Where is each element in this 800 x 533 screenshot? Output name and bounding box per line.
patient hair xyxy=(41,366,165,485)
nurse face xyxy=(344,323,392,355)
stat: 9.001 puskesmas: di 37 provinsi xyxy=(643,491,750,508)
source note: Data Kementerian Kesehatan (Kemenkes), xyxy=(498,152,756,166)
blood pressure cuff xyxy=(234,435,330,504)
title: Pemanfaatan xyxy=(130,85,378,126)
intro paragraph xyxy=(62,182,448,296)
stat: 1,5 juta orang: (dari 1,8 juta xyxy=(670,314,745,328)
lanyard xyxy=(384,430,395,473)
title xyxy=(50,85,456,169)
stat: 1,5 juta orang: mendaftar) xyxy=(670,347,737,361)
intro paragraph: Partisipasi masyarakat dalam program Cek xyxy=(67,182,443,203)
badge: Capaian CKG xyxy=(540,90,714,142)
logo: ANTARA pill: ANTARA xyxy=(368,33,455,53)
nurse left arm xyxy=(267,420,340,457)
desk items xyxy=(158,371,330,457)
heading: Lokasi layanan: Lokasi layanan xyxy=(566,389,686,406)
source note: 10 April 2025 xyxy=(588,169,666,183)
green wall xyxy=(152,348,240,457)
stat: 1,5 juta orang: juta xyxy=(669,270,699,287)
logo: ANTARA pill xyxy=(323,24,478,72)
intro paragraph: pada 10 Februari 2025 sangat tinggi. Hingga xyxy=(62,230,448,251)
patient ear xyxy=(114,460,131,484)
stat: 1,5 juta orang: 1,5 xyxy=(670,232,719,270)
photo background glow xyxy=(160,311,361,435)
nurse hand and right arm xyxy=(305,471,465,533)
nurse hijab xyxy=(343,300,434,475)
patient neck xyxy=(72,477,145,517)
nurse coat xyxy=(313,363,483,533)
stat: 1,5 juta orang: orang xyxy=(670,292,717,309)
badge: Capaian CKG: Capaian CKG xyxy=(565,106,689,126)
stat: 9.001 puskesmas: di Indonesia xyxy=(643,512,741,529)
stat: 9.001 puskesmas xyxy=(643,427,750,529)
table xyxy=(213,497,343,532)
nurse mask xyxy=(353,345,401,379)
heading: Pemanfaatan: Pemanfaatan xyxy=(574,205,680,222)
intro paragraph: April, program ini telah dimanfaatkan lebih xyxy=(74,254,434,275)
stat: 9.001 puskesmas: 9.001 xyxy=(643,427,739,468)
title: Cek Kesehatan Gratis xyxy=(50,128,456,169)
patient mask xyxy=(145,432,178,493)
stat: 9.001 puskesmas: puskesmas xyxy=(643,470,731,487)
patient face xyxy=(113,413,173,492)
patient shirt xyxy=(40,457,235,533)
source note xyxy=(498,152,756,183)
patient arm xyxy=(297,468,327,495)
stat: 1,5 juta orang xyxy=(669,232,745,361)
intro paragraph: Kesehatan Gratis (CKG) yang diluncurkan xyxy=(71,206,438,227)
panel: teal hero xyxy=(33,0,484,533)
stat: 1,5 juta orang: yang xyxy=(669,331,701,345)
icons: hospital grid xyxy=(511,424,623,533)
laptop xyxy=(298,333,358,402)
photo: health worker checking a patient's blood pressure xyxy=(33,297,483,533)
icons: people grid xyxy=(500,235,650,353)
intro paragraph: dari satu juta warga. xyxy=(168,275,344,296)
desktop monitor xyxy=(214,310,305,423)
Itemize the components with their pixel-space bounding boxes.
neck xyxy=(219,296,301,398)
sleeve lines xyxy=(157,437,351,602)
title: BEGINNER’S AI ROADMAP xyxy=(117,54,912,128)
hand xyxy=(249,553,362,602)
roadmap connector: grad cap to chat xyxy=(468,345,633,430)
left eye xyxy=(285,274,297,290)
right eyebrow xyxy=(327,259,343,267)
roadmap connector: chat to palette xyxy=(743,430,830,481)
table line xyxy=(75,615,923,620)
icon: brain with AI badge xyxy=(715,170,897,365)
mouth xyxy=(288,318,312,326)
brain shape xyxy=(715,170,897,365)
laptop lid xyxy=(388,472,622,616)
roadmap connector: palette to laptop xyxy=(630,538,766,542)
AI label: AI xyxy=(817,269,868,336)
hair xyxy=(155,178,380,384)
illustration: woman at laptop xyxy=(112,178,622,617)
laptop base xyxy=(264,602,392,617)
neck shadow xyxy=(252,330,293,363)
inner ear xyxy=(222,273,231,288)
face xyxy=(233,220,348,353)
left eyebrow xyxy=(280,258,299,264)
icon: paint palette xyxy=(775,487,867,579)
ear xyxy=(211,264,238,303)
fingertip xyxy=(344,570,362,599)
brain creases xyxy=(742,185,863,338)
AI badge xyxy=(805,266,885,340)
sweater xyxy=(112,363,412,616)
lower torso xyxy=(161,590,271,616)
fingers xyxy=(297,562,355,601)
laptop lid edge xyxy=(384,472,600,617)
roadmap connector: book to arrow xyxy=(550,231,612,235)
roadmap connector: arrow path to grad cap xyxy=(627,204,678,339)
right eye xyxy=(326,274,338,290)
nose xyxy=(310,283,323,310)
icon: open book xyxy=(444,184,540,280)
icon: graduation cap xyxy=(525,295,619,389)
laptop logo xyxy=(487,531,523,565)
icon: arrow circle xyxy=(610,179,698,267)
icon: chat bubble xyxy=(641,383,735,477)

> Instructions for the task: Rewrite the lines above, changing every "nurse" to "health worker" and leaving everything else untouched.

> Output below:
Where is each element in this 800 x 533 screenshot? Output name and bounding box per line.
patient hair xyxy=(41,366,165,485)
health worker face xyxy=(344,323,392,355)
stat: 9.001 puskesmas: di 37 provinsi xyxy=(643,491,750,508)
source note: Data Kementerian Kesehatan (Kemenkes), xyxy=(498,152,756,166)
blood pressure cuff xyxy=(234,435,330,504)
title: Pemanfaatan xyxy=(130,85,378,126)
intro paragraph xyxy=(62,182,448,296)
stat: 1,5 juta orang: (dari 1,8 juta xyxy=(670,314,745,328)
lanyard xyxy=(384,430,395,473)
title xyxy=(50,85,456,169)
stat: 1,5 juta orang: mendaftar) xyxy=(670,347,737,361)
intro paragraph: Partisipasi masyarakat dalam program Cek xyxy=(67,182,443,203)
badge: Capaian CKG xyxy=(540,90,714,142)
logo: ANTARA pill: ANTARA xyxy=(368,33,455,53)
health worker left arm xyxy=(267,420,340,457)
desk items xyxy=(158,371,330,457)
heading: Lokasi layanan: Lokasi layanan xyxy=(566,389,686,406)
source note: 10 April 2025 xyxy=(588,169,666,183)
green wall xyxy=(152,348,240,457)
stat: 1,5 juta orang: juta xyxy=(669,270,699,287)
logo: ANTARA pill xyxy=(323,24,478,72)
intro paragraph: pada 10 Februari 2025 sangat tinggi. Hingga xyxy=(62,230,448,251)
patient ear xyxy=(114,460,131,484)
stat: 1,5 juta orang: 1,5 xyxy=(670,232,719,270)
photo background glow xyxy=(160,311,361,435)
health worker hand and right arm xyxy=(305,471,465,533)
health worker hijab xyxy=(343,300,434,475)
patient neck xyxy=(72,477,145,517)
health worker coat xyxy=(313,363,483,533)
stat: 1,5 juta orang: orang xyxy=(670,292,717,309)
badge: Capaian CKG: Capaian CKG xyxy=(565,106,689,126)
stat: 9.001 puskesmas: di Indonesia xyxy=(643,512,741,529)
stat: 9.001 puskesmas xyxy=(643,427,750,529)
table xyxy=(213,497,343,532)
health worker mask xyxy=(353,345,401,379)
heading: Pemanfaatan: Pemanfaatan xyxy=(574,205,680,222)
intro paragraph: April, program ini telah dimanfaatkan lebih xyxy=(74,254,434,275)
stat: 9.001 puskesmas: 9.001 xyxy=(643,427,739,468)
title: Cek Kesehatan Gratis xyxy=(50,128,456,169)
patient mask xyxy=(145,432,178,493)
stat: 9.001 puskesmas: puskesmas xyxy=(643,470,731,487)
patient face xyxy=(113,413,173,492)
patient shirt xyxy=(40,457,235,533)
source note xyxy=(498,152,756,183)
patient arm xyxy=(297,468,327,495)
stat: 1,5 juta orang xyxy=(669,232,745,361)
intro paragraph: Kesehatan Gratis (CKG) yang diluncurkan xyxy=(71,206,438,227)
panel: teal hero xyxy=(33,0,484,533)
stat: 1,5 juta orang: yang xyxy=(669,331,701,345)
icons: hospital grid xyxy=(511,424,623,533)
laptop xyxy=(298,333,358,402)
photo: health worker checking a patient's blood pressure xyxy=(33,297,483,533)
icons: people grid xyxy=(500,235,650,353)
intro paragraph: dari satu juta warga. xyxy=(168,275,344,296)
desktop monitor xyxy=(214,310,305,423)
Itemize the components with their pixel-space bounding boxes.
neck xyxy=(219,296,301,398)
sleeve lines xyxy=(157,437,351,602)
title: BEGINNER’S AI ROADMAP xyxy=(117,54,912,128)
hand xyxy=(249,553,362,602)
roadmap connector: grad cap to chat xyxy=(468,345,633,430)
left eye xyxy=(285,274,297,290)
right eyebrow xyxy=(327,259,343,267)
roadmap connector: chat to palette xyxy=(743,430,830,481)
table line xyxy=(75,615,923,620)
icon: brain with AI badge xyxy=(715,170,897,365)
mouth xyxy=(288,318,312,326)
brain shape xyxy=(715,170,897,365)
laptop lid xyxy=(388,472,622,616)
roadmap connector: palette to laptop xyxy=(630,538,766,542)
AI label: AI xyxy=(817,269,868,336)
hair xyxy=(155,178,380,384)
illustration: woman at laptop xyxy=(112,178,622,617)
laptop base xyxy=(264,602,392,617)
neck shadow xyxy=(252,330,293,363)
inner ear xyxy=(222,273,231,288)
face xyxy=(233,220,348,353)
left eyebrow xyxy=(280,258,299,264)
icon: paint palette xyxy=(775,487,867,579)
ear xyxy=(211,264,238,303)
fingertip xyxy=(344,570,362,599)
brain creases xyxy=(742,185,863,338)
AI badge xyxy=(805,266,885,340)
sweater xyxy=(112,363,412,616)
lower torso xyxy=(161,590,271,616)
fingers xyxy=(297,562,355,601)
laptop lid edge xyxy=(384,472,600,617)
roadmap connector: book to arrow xyxy=(550,231,612,235)
roadmap connector: arrow path to grad cap xyxy=(627,204,678,339)
right eye xyxy=(326,274,338,290)
nose xyxy=(310,283,323,310)
icon: open book xyxy=(444,184,540,280)
icon: graduation cap xyxy=(525,295,619,389)
laptop logo xyxy=(487,531,523,565)
icon: arrow circle xyxy=(610,179,698,267)
icon: chat bubble xyxy=(641,383,735,477)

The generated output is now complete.